◇メジャー初戦◇マスターズ 3日目(12日)◇オーガスタナショナルGC(ジョージア州)◇7555yd(パー72)ロリー・マキロイ(北アイルランド)が通算12アンダーで単独首位に浮上して最終日を迎える。2014年までに「全米オープン」(11…

念願の「マスターズ」制覇と史上6人目の快挙がかかるロリー・マキロイ ※撮影は大会2日目

◇メジャー初戦◇マスターズ 3日目(12日)◇オーガスタナショナルGC(ジョージア州)◇7555yd(パー72)

ロリー・マキロイ(北アイルランド)が通算12アンダーで単独首位に浮上して最終日を迎える。2014年までに「全米オープン」(11年)、「全米プロ」(12、14年)、「全英オープン」(14年)で優勝。4大メジャータイトルをそろえるキャリアグランドスラム(生涯GS)に王手をかけてから11回目の「マスターズ」で大会初制覇のビッグチャンスが訪れた。

ゴルフ界最大の栄誉ともされる生涯GSは、過去5人が達成。レジェンドたちが偉業を成し遂げた大会を振り返る。

ジーン・サラゼン 1935年「マスターズ」

ジーン・サラゼン(中央)は1935年「マスターズ」を制し初の達成者に(Bettmann/Getty Images)

最初の達成者はジーン・サラゼン(※)。1922年に全米オープンと全米プロ、32年に全英オープンを制し、マスターズで決めた。前年に「オーガスタナショナル インビテーショナル トーナメント」として始まったばかりで、この2年目からインとアウトが入れ替わった。

最終日、3打差4位から出たサラゼンは15番(パー5)で残り235ydから4Wでアルバトロスを決め、クレイグ・ウッドとのプレーオフに持ち込んだ。大会で唯一となる36ホールのプレーオフを144ストロークでラウンド。5打差をつけて競り勝った。
━━━━━━━━━━━━━━━━
### 設問 1
本文について、次の問いに答えよ。
(a) マキロイは3日目を終えて通算何アンダーか。
(b) 生涯グランドスラムを過去に達成したのは何人か。
(c) 1935年のマスターズで、サラゼンがプレーオフを戦った相手は誰か。
### 設問 2
次の各文が本文の内容と合うかどうかを判定し、根拠となる本文の語句をそのまま引用せよ。
(a) マキロイは2014年に全英オープンで優勝している。
(b) サラゼンは1935年マスターズの最終日を首位から出た。
(c) サラゼンは15番で、残り235ydから3Wを使ってアルバトロスを決めた。
### 設問 3
本文のうち、「念願の「マスターズ」制覇と史」を含む語句から書き始め、「を成し遂げた大会を振り返る。」のところまでを一字一句違えずに書き写せ。
資料はここでは使わない。

(保存データ項目)
━━━━━━━━━━━━━━━━
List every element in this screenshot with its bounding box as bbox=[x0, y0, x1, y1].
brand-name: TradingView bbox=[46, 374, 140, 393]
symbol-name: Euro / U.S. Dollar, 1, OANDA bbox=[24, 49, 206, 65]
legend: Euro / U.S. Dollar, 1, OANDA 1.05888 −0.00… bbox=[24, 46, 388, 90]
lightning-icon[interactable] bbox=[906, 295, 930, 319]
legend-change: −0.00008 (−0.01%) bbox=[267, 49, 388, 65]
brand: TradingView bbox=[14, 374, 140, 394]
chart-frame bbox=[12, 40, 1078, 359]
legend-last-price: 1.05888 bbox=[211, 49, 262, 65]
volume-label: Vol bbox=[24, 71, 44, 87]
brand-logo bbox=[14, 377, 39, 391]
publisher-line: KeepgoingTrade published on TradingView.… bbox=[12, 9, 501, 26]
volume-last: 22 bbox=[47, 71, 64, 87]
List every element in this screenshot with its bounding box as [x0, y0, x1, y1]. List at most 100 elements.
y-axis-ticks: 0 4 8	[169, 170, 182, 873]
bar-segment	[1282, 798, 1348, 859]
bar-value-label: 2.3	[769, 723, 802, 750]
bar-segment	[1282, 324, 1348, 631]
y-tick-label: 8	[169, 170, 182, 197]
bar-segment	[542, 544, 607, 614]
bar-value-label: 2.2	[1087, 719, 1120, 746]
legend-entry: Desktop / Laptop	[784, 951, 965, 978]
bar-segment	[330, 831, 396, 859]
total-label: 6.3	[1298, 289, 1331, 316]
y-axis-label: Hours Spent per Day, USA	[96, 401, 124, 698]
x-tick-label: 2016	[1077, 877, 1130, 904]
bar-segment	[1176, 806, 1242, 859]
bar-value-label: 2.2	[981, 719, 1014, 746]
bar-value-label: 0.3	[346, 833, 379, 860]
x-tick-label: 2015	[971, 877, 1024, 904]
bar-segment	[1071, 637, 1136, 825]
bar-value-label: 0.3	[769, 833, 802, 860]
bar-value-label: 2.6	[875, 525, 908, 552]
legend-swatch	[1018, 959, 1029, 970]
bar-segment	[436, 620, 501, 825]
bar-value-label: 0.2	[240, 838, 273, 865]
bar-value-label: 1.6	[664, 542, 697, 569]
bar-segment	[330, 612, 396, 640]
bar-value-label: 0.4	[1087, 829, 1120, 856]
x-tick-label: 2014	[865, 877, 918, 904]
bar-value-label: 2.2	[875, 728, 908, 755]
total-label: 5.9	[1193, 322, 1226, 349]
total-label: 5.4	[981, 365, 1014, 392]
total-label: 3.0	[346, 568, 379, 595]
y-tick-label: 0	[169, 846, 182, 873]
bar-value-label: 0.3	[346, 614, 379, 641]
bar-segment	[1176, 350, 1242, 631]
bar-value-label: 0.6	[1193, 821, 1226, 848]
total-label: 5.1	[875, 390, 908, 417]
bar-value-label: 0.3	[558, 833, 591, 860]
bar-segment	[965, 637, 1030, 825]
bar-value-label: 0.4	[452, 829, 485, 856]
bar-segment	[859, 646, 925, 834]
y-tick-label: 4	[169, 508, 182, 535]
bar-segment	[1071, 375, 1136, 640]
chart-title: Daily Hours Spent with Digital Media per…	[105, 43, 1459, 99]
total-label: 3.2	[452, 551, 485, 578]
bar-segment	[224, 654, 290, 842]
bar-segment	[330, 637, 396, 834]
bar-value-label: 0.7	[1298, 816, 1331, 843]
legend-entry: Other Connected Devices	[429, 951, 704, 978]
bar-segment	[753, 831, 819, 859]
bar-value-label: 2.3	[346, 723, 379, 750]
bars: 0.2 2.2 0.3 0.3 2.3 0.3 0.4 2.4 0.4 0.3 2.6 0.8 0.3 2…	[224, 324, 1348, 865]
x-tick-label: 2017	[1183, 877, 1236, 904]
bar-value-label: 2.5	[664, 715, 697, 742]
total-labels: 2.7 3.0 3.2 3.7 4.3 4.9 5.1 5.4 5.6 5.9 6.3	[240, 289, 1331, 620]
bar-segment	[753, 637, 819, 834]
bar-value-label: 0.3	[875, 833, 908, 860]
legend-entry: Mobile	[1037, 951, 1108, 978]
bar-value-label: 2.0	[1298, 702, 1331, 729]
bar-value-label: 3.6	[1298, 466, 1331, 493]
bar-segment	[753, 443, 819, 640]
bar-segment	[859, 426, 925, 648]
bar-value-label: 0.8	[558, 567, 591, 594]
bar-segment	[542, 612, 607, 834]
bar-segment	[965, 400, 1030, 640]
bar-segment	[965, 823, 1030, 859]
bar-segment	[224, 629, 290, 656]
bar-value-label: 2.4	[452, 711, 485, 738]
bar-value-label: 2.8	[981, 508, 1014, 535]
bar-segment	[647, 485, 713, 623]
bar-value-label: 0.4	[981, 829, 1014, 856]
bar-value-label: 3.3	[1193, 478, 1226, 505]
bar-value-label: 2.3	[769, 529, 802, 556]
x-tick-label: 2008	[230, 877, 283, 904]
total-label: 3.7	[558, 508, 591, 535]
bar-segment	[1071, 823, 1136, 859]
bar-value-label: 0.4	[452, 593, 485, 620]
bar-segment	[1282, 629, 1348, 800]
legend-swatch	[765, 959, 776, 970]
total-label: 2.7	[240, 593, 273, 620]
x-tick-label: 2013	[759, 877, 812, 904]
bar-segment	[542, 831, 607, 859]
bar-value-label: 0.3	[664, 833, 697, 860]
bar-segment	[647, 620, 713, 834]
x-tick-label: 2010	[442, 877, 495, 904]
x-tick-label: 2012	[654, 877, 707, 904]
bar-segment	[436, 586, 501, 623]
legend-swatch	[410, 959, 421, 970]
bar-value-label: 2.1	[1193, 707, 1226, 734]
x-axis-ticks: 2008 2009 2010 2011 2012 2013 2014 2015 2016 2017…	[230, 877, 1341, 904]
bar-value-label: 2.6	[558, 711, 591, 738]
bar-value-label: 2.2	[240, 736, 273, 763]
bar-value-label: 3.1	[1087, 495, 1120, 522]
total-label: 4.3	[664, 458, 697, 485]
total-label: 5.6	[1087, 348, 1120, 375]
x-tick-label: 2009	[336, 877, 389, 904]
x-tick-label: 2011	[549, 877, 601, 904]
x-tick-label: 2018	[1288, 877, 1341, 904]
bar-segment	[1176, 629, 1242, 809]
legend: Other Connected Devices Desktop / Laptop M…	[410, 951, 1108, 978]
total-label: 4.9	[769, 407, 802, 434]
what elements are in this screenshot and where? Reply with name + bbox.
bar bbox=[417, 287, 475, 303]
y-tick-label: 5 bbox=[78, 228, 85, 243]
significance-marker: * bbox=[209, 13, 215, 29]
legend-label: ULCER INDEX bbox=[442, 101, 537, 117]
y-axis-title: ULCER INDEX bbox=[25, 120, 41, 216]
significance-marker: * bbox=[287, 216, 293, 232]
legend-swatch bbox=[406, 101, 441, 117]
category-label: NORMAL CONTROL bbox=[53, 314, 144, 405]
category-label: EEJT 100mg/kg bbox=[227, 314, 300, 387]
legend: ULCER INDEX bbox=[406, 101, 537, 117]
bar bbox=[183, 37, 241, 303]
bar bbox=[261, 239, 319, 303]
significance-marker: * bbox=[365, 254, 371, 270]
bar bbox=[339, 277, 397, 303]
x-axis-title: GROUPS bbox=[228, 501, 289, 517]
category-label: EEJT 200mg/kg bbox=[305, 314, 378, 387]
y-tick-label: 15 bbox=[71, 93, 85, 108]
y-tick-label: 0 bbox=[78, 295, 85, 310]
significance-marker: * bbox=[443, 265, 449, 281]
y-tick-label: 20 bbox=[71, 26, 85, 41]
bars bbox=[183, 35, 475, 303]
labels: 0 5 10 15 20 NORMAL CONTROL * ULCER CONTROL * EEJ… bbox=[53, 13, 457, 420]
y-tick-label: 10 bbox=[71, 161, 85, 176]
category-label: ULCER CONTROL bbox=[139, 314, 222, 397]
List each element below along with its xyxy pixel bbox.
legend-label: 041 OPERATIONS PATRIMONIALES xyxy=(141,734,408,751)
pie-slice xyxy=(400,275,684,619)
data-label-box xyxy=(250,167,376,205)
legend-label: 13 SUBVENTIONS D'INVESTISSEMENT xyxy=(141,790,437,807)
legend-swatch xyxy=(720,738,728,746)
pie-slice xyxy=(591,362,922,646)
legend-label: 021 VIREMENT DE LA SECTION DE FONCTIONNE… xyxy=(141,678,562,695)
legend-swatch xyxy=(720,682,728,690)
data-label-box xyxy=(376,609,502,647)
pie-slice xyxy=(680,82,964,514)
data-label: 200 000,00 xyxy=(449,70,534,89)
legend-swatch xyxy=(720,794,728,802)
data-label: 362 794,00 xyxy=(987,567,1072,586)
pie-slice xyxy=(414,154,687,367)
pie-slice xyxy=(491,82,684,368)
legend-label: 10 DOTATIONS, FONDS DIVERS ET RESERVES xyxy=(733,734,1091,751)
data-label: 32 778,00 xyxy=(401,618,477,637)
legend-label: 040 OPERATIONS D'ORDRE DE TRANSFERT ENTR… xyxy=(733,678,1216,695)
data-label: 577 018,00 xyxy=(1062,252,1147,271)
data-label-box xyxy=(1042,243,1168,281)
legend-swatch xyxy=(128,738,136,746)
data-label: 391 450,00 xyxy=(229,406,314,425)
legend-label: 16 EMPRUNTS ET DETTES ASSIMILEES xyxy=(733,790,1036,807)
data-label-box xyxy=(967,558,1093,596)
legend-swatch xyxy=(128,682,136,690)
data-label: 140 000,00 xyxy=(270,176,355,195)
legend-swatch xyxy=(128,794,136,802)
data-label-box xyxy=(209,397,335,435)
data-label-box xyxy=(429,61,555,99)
━━━━━━━━━━━━━━━━
### 解答例 1
(a) 12アンダー
(b) 5人
(c) クレイグ・ウッド

### 解答例 2
(a) 合う。「「全英オープン」(14年)」
(b) 合わない。「3打差4位から出た」
(c) 合わない。「残り235ydから4Wでアルバトロスを決め」

### 解答例 3
念願の「マスターズ」制覇と史上6人目の快挙がかかるロリー・マキロイ ※撮影は大会2日目

◇メジャー初戦◇マスターズ 3日目(12日)◇オーガスタナショナルGC(ジョージア州)◇7555yd(パー72)

ロリー・マキロイ(北アイルランド)が通算12アンダーで単独首位に浮上して最終日を迎える。2014年までに「全米オープン」(11年)、「全米プロ」(12、14年)、「全英オープン」(14年)で優勝。4大メジャータイトルをそろえるキャリアグランドスラム(生涯GS)に王手をかけてから11回目の「マスターズ」で大会初制覇のビッグチャンスが訪れた。

ゴルフ界最大の栄誉ともされる生涯GSは、過去5人が達成。レジェンドたちが偉業を成し遂げた大会を振り返る。